STATED TASK => Give back all the data exactly, line by line.

RECORDS TO USE =>
◇ ◇ ◇

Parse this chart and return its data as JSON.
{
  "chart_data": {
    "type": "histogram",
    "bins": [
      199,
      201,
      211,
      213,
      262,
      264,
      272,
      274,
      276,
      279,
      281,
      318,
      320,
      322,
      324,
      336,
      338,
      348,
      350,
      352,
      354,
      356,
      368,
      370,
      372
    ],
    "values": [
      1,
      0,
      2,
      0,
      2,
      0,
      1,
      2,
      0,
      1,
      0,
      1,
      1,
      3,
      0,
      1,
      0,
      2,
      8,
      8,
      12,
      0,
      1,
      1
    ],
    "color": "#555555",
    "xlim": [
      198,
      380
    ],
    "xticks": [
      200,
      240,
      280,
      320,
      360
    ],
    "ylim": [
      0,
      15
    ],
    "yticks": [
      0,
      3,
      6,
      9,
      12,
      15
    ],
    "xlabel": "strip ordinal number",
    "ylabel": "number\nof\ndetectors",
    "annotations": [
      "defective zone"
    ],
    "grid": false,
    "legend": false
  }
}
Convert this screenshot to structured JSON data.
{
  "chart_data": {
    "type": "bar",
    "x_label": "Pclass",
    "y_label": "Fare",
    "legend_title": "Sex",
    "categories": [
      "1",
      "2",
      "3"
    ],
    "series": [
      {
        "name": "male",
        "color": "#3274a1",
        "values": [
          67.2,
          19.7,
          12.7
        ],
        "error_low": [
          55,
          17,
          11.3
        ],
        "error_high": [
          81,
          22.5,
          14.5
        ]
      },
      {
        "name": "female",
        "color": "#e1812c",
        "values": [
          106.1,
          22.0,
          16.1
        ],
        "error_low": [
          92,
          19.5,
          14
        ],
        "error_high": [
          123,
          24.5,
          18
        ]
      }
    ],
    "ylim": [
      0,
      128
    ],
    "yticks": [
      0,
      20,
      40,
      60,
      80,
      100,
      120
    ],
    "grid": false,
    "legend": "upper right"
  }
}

◇ ◇ ◇

SOLUTION TO THE EXERCISE =>
Parse this chart and return its data as JSON.
{
  "chart_data": {
    "type": "histogram",
    "bins": [
      199,
      201,
      211,
      213,
      262,
      264,
      272,
      274,
      276,
      279,
      281,
      318,
      320,
      322,
      324,
      336,
      338,
      348,
      350,
      352,
      354,
      356,
      368,
      370,
      372
    ],
    "values": [
      1,
      0,
      2,
      0,
      2,
      0,
      1,
      2,
      0,
      1,
      0,
      1,
      1,
      3,
      0,
      1,
      0,
      2,
      8,
      8,
      12,
      0,
      1,
      1
    ],
    "color": "#555555",
    "xlim": [
      198,
      380
    ],
    "xticks": [
      200,
      240,
      280,
      320,
      360
    ],
    "ylim": [
      0,
      15
    ],
    "yticks": [
      0,
      3,
      6,
      9,
      12,
      15
    ],
    "xlabel": "strip ordinal number",
    "ylabel": "number\nof\ndetectors",
    "annotations": [
      "defective zone"
    ],
    "grid": false,
    "legend": false
  }
}
Convert this screenshot to structured JSON data.
{
  "chart_data": {
    "type": "bar",
    "x_label": "Pclass",
    "y_label": "Fare",
    "legend_title": "Sex",
    "categories": [
      "1",
      "2",
      "3"
    ],
    "series": [
      {
        "name": "male",
        "color": "#3274a1",
        "values": [
          67.2,
          19.7,
          12.7
        ],
        "error_low": [
          55,
          17,
          11.3
        ],
        "error_high": [
          81,
          22.5,
          14.5
        ]
      },
      {
        "name": "female",
        "color": "#e1812c",
        "values": [
          106.1,
          22.0,
          16.1
        ],
        "error_low": [
          92,
          19.5,
          14
        ],
        "error_high": [
          123,
          24.5,
          18
        ]
      }
    ],
    "ylim": [
      0,
      128
    ],
    "yticks": [
      0,
      20,
      40,
      60,
      80,
      100,
      120
    ],
    "grid": false,
    "legend": "upper right"
  }
}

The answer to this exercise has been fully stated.